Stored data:
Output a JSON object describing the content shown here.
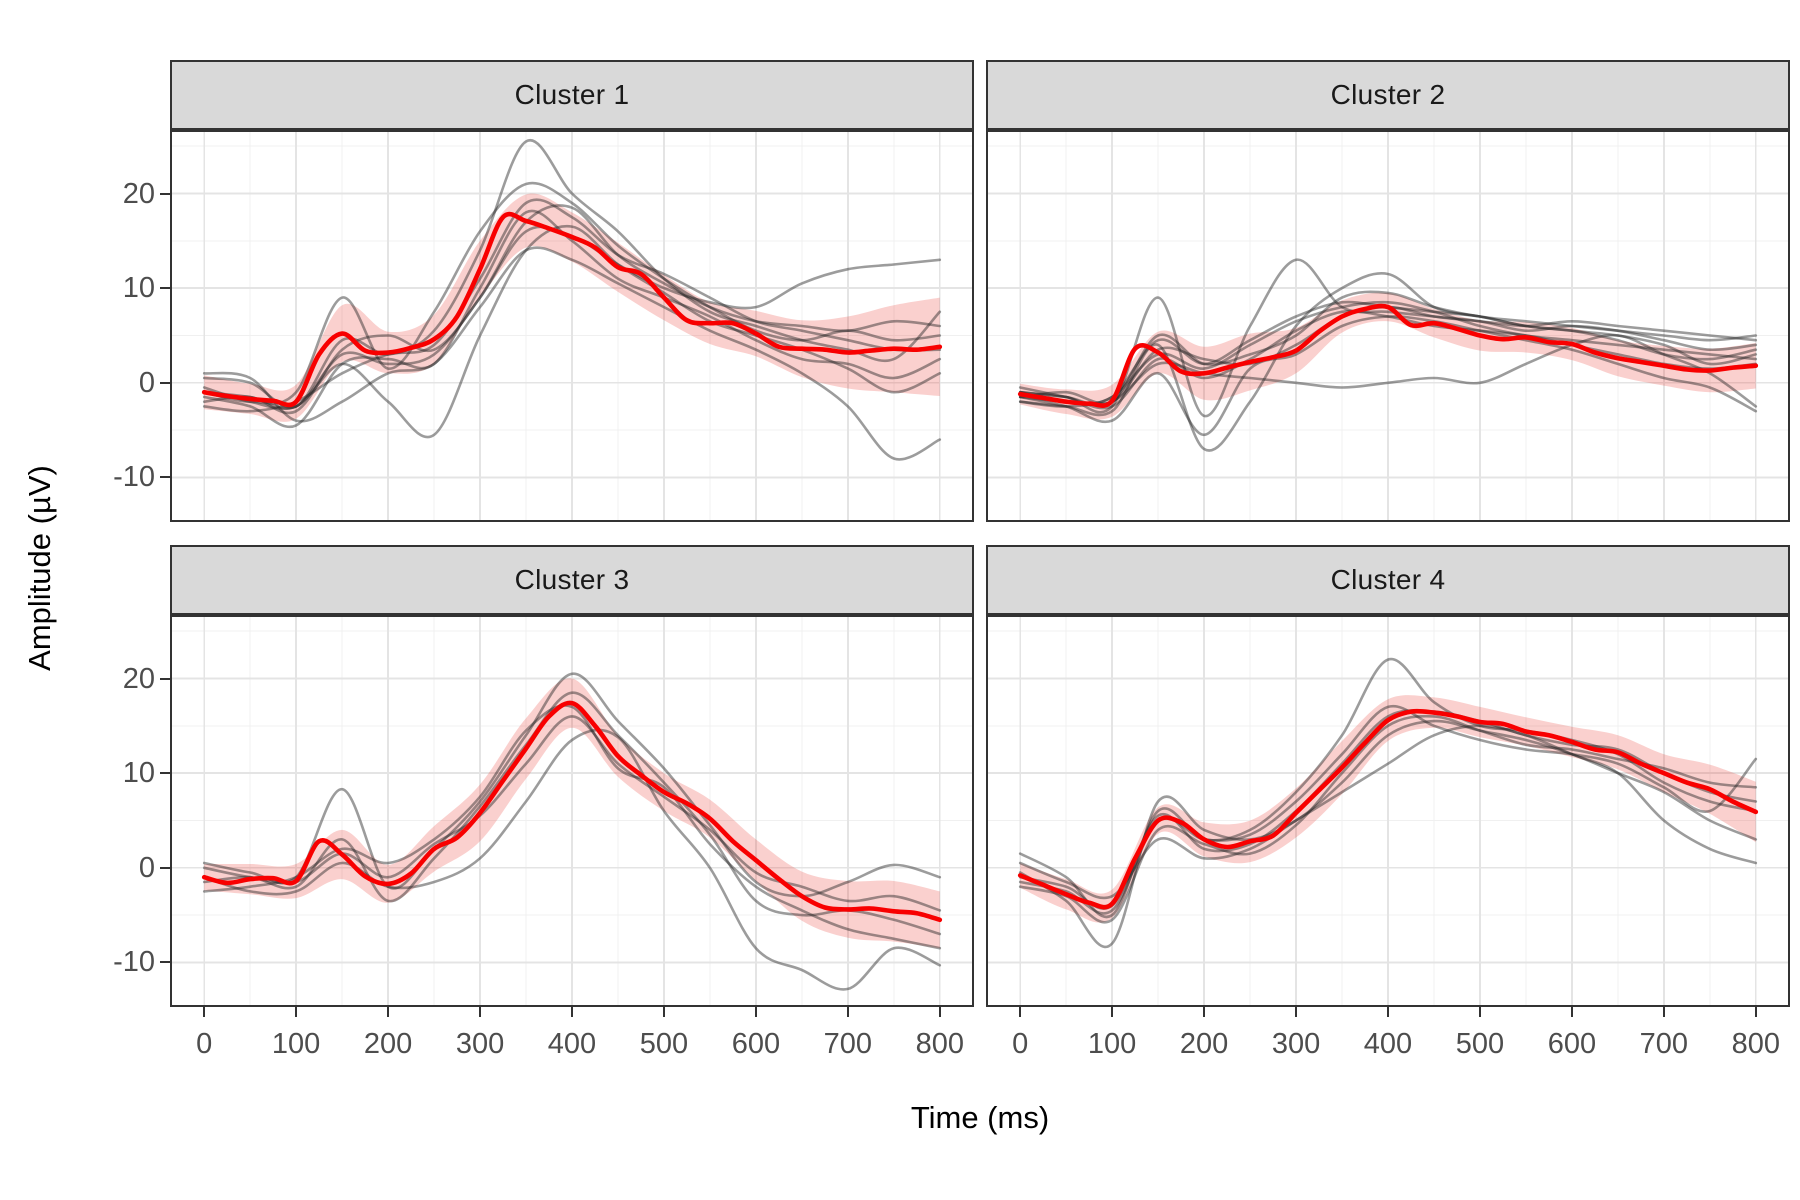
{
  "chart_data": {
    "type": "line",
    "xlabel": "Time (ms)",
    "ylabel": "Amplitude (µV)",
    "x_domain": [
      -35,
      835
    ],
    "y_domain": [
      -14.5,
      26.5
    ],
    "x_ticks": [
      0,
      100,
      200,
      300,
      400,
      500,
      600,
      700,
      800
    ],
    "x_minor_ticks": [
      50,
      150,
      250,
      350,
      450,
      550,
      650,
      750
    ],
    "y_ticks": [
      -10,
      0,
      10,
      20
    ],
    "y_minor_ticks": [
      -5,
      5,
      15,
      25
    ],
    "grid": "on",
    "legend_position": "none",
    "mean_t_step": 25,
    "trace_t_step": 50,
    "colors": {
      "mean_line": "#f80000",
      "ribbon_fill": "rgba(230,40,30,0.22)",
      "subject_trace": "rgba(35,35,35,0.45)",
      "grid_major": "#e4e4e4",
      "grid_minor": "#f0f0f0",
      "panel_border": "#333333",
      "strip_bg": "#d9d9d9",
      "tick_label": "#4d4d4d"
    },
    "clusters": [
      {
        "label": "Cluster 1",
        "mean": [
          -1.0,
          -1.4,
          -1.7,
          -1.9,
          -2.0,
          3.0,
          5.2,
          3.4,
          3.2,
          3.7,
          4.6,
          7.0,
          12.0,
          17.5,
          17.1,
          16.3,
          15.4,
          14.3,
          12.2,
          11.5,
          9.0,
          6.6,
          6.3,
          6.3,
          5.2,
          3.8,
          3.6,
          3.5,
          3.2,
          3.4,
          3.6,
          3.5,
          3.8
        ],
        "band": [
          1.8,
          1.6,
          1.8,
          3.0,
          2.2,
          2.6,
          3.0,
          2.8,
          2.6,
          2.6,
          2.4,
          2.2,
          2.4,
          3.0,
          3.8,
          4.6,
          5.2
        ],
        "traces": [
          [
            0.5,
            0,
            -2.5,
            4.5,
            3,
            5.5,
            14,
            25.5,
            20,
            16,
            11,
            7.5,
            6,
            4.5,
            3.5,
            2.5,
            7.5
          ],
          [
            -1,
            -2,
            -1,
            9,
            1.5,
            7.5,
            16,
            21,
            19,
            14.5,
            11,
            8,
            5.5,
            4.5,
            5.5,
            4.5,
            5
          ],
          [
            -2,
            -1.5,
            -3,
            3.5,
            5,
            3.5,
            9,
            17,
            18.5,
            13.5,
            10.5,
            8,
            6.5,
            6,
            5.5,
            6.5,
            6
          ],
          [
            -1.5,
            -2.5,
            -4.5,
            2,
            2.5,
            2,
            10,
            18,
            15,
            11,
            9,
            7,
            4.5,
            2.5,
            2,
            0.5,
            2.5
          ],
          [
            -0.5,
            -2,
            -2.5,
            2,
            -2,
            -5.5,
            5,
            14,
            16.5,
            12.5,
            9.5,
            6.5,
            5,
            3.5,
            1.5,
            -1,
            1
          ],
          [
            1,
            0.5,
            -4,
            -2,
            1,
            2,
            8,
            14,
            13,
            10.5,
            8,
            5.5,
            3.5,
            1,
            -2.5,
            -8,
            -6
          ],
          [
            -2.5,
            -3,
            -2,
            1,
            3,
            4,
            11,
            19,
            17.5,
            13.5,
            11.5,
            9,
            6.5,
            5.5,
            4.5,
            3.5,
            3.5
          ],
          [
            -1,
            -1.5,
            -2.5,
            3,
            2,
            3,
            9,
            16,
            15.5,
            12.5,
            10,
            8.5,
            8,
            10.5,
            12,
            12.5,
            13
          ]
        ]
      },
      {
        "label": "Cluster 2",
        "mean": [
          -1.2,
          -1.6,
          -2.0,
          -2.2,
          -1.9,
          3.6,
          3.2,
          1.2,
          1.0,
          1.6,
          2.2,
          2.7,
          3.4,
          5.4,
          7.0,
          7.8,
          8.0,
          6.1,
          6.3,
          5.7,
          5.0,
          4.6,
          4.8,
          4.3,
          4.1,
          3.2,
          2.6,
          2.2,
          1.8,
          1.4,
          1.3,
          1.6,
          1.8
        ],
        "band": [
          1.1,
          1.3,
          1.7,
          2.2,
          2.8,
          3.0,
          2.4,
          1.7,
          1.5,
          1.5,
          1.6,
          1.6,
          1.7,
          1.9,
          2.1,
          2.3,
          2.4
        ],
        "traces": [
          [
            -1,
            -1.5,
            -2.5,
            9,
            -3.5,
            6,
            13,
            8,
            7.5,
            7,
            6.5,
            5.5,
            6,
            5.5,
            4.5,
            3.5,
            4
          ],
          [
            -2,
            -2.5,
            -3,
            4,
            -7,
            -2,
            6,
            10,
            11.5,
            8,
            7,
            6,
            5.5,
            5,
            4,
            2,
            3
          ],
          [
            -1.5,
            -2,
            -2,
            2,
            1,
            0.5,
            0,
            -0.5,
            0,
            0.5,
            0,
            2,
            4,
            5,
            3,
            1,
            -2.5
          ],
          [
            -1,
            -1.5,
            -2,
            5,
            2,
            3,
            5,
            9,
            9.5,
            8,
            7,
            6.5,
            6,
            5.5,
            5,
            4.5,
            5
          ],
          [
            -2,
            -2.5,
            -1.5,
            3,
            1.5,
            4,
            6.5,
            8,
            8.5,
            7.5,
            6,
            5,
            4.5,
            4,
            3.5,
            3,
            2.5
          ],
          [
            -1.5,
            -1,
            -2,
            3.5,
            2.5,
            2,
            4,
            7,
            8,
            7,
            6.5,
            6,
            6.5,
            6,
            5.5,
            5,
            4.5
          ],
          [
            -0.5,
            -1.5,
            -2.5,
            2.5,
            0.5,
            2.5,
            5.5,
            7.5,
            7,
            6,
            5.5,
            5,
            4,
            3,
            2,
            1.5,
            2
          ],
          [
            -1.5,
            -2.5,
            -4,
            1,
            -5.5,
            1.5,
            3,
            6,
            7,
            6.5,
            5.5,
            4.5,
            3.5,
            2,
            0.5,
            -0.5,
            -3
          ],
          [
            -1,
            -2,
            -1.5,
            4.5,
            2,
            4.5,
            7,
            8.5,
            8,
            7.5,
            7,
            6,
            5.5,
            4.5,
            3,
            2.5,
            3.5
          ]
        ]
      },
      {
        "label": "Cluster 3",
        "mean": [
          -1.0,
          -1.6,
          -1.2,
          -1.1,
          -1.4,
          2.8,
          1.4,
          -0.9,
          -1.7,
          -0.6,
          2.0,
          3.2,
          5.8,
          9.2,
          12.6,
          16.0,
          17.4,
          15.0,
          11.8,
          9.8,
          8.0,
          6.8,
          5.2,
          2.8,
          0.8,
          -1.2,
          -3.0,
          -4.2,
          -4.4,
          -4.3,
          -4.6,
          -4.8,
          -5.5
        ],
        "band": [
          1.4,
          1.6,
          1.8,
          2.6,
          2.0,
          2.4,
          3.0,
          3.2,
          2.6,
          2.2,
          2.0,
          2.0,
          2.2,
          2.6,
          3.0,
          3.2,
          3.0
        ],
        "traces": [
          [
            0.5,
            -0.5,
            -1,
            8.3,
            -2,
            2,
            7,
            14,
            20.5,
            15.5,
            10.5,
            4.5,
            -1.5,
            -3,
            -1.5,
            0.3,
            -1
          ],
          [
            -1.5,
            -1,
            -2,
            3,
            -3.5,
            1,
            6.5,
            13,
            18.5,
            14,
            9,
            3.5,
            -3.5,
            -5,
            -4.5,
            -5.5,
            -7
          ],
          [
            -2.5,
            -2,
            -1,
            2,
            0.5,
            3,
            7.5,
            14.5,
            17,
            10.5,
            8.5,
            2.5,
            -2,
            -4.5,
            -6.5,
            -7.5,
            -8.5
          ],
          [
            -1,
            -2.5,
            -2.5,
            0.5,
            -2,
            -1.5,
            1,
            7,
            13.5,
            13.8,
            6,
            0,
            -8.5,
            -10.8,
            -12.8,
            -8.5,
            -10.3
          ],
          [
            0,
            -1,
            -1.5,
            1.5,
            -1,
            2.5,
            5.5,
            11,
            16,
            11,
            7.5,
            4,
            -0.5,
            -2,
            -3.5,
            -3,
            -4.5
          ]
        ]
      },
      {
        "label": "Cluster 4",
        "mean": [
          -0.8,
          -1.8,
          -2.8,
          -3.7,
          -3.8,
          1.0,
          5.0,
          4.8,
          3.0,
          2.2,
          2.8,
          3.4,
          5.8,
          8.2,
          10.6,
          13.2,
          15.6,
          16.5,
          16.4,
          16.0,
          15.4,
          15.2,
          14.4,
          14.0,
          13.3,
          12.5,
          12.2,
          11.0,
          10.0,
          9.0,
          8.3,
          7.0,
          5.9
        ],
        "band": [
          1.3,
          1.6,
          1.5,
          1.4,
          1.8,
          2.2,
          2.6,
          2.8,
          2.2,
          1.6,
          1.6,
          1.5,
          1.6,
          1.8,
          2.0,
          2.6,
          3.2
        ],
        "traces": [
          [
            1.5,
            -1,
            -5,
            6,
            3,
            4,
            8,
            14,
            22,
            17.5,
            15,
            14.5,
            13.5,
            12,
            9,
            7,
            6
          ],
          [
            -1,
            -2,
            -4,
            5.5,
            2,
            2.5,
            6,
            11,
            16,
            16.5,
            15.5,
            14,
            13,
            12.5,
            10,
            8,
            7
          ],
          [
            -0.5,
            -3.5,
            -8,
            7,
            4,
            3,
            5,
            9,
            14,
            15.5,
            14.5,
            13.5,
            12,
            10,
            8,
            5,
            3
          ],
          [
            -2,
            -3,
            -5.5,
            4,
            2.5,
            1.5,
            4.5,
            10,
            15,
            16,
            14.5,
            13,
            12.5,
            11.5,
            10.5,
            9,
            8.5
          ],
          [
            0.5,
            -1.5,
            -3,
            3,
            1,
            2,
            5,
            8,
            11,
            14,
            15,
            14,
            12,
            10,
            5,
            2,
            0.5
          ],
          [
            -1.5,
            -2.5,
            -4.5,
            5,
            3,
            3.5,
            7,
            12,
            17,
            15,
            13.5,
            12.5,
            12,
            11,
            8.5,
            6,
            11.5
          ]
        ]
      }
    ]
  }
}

WORK TO COMPLETE:
From the material above, gather all lines that include the string "rgba" and copy them.

TASK ANSWER:
      "ribbon_fill": "rgba(230,40,30,0.22)",
      "subject_trace": "rgba(35,35,35,0.45)",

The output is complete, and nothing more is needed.